Provided data:

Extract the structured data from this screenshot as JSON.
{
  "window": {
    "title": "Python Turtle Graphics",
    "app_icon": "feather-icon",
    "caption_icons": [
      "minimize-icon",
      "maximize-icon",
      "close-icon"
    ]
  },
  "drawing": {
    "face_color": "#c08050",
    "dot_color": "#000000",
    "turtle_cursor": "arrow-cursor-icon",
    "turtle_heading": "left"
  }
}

What is needed: Write out the data exactly as it stands.

Result for this task:
Extract the structured data from this screenshot as JSON.
{
  "window": {
    "title": "Python Turtle Graphics",
    "app_icon": "feather-icon",
    "caption_icons": [
      "minimize-icon",
      "maximize-icon",
      "close-icon"
    ]
  },
  "drawing": {
    "face_color": "#c08050",
    "dot_color": "#000000",
    "turtle_cursor": "arrow-cursor-icon",
    "turtle_heading": "left"
  }
}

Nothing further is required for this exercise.